What needs to be done >> Copy all of the lines below, character for character.

== Records to process

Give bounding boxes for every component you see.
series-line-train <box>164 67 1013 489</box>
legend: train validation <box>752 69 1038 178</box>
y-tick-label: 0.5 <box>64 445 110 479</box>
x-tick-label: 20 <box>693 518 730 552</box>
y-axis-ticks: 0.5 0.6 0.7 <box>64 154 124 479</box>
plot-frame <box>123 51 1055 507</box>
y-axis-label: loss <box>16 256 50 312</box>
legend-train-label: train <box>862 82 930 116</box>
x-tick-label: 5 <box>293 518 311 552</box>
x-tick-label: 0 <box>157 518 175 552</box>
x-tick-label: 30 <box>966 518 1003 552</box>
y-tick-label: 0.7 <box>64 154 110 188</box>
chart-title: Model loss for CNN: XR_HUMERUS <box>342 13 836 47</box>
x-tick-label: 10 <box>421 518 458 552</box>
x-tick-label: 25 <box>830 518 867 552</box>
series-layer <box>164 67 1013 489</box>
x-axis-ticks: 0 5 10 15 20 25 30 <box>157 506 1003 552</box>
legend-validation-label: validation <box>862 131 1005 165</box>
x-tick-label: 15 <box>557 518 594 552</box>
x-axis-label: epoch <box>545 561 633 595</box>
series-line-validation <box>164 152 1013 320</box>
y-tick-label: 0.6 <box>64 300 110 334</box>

====

Finished exercise >>
Give bounding boxes for every component you see.
series-line-train <box>164 67 1013 489</box>
legend: train validation <box>752 69 1038 178</box>
y-tick-label: 0.5 <box>64 445 110 479</box>
x-tick-label: 20 <box>693 518 730 552</box>
y-axis-ticks: 0.5 0.6 0.7 <box>64 154 124 479</box>
plot-frame <box>123 51 1055 507</box>
y-axis-label: loss <box>16 256 50 312</box>
legend-train-label: train <box>862 82 930 116</box>
x-tick-label: 5 <box>293 518 311 552</box>
x-tick-label: 0 <box>157 518 175 552</box>
x-tick-label: 30 <box>966 518 1003 552</box>
y-tick-label: 0.7 <box>64 154 110 188</box>
chart-title: Model loss for CNN: XR_HUMERUS <box>342 13 836 47</box>
x-tick-label: 10 <box>421 518 458 552</box>
x-tick-label: 25 <box>830 518 867 552</box>
series-layer <box>164 67 1013 489</box>
x-axis-ticks: 0 5 10 15 20 25 30 <box>157 506 1003 552</box>
legend-validation-label: validation <box>862 131 1005 165</box>
x-tick-label: 15 <box>557 518 594 552</box>
x-axis-label: epoch <box>545 561 633 595</box>
series-line-validation <box>164 152 1013 320</box>
y-tick-label: 0.6 <box>64 300 110 334</box>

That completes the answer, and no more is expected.